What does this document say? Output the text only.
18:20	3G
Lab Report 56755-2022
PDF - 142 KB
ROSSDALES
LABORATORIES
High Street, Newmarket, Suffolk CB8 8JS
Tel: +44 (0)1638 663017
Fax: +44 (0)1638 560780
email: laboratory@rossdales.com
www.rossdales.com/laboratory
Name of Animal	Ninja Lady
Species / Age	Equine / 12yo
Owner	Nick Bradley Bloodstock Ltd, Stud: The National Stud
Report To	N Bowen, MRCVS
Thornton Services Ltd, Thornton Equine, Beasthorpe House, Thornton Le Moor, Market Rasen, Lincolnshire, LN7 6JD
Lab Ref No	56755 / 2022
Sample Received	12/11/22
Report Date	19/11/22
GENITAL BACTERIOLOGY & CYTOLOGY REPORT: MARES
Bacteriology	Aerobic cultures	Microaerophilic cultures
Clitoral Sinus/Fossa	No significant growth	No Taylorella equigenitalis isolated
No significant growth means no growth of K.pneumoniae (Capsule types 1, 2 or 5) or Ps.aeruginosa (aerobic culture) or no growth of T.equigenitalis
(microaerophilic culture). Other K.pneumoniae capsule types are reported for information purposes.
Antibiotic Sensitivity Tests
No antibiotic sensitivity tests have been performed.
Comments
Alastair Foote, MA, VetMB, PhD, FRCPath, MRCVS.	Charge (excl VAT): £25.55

→ Exercise description
Copy the entries above exactly, so that each line matches the original.

→ The completed task
What does this document say? Output the text only.
18:20	3G
Lab Report 56755-2022
PDF - 142 KB
ROSSDALES
LABORATORIES
High Street, Newmarket, Suffolk CB8 8JS
Tel: +44 (0)1638 663017
Fax: +44 (0)1638 560780
email: laboratory@rossdales.com
www.rossdales.com/laboratory
Name of Animal	Ninja Lady
Species / Age	Equine / 12yo
Owner	Nick Bradley Bloodstock Ltd, Stud: The National Stud
Report To	N Bowen, MRCVS
Thornton Services Ltd, Thornton Equine, Beasthorpe House, Thornton Le Moor, Market Rasen, Lincolnshire, LN7 6JD
Lab Ref No	56755 / 2022
Sample Received	12/11/22
Report Date	19/11/22
GENITAL BACTERIOLOGY & CYTOLOGY REPORT: MARES
Bacteriology	Aerobic cultures	Microaerophilic cultures
Clitoral Sinus/Fossa	No significant growth	No Taylorella equigenitalis isolated
No significant growth means no growth of K.pneumoniae (Capsule types 1, 2 or 5) or Ps.aeruginosa (aerobic culture) or no growth of T.equigenitalis
(microaerophilic culture). Other K.pneumoniae capsule types are reported for information purposes.
Antibiotic Sensitivity Tests
No antibiotic sensitivity tests have been performed.
Comments
Alastair Foote, MA, VetMB, PhD, FRCPath, MRCVS.	Charge (excl VAT): £25.55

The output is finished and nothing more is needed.